» THE PROBLEM: Which lines hold the string "Charts"? Copy every one of them.

[start EXTRACTED RECORDS]

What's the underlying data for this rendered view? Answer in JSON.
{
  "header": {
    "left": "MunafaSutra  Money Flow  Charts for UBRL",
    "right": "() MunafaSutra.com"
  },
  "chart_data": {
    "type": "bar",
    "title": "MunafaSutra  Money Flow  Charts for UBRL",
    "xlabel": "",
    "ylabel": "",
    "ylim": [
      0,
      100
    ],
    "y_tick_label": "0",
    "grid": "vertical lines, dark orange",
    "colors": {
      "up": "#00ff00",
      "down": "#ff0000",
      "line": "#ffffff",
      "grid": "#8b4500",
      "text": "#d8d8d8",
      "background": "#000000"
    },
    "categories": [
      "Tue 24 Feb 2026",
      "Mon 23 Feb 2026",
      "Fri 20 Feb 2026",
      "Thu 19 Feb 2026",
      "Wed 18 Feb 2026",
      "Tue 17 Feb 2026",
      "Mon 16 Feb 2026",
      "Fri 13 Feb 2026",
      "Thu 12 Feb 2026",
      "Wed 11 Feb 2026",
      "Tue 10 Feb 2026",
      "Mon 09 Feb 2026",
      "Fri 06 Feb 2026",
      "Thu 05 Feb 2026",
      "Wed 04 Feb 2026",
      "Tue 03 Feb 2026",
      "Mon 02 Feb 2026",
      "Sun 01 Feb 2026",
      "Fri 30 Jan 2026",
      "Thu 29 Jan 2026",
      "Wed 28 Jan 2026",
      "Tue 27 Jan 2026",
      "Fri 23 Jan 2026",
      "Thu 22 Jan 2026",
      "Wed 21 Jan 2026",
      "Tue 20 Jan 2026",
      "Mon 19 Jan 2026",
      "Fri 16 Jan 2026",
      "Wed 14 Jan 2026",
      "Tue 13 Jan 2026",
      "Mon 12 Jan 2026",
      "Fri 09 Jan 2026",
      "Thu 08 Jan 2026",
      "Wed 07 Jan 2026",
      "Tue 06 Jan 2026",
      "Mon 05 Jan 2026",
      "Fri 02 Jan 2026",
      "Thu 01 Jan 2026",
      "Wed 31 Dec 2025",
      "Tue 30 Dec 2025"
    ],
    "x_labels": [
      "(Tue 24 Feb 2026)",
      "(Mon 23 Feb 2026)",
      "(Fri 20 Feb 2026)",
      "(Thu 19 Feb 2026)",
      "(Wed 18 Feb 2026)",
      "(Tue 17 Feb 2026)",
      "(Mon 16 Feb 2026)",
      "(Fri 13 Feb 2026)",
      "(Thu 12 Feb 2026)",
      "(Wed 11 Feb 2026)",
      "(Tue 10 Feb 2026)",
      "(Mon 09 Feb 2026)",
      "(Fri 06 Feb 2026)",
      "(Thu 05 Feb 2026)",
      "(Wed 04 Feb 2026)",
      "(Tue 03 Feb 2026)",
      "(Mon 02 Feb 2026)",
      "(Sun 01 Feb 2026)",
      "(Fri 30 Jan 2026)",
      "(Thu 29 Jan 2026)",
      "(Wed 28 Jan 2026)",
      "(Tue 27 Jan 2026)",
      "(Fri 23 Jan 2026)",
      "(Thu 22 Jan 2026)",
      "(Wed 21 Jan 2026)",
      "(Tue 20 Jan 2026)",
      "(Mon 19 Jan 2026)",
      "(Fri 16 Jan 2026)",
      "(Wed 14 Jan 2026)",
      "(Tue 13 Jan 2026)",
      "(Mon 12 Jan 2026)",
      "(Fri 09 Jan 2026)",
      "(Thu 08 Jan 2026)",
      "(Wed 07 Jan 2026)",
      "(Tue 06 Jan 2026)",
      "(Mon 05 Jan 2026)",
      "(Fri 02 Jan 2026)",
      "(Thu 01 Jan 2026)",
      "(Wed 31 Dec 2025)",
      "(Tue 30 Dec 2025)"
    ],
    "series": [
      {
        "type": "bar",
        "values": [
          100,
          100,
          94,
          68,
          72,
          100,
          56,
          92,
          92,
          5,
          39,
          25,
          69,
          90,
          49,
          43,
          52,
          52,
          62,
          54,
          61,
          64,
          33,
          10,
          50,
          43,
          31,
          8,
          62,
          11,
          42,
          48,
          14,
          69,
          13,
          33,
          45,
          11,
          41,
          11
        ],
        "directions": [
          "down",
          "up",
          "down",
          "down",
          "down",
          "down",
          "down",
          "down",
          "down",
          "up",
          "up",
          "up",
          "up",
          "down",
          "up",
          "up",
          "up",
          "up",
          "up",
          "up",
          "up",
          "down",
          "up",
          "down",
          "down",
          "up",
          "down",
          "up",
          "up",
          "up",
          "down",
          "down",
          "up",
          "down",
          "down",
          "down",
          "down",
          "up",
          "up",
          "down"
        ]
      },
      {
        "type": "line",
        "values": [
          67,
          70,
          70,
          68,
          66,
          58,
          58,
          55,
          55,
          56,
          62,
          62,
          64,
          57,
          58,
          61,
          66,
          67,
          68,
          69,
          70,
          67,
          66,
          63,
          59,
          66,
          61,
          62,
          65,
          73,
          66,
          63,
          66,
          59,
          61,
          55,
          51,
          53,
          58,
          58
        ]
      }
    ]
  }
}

[end EXTRACTED RECORDS]

» WRITTEN SOLUTION:
    "left": "MunafaSutra  Money Flow  Charts for UBRL",
    "title": "MunafaSutra  Money Flow  Charts for UBRL",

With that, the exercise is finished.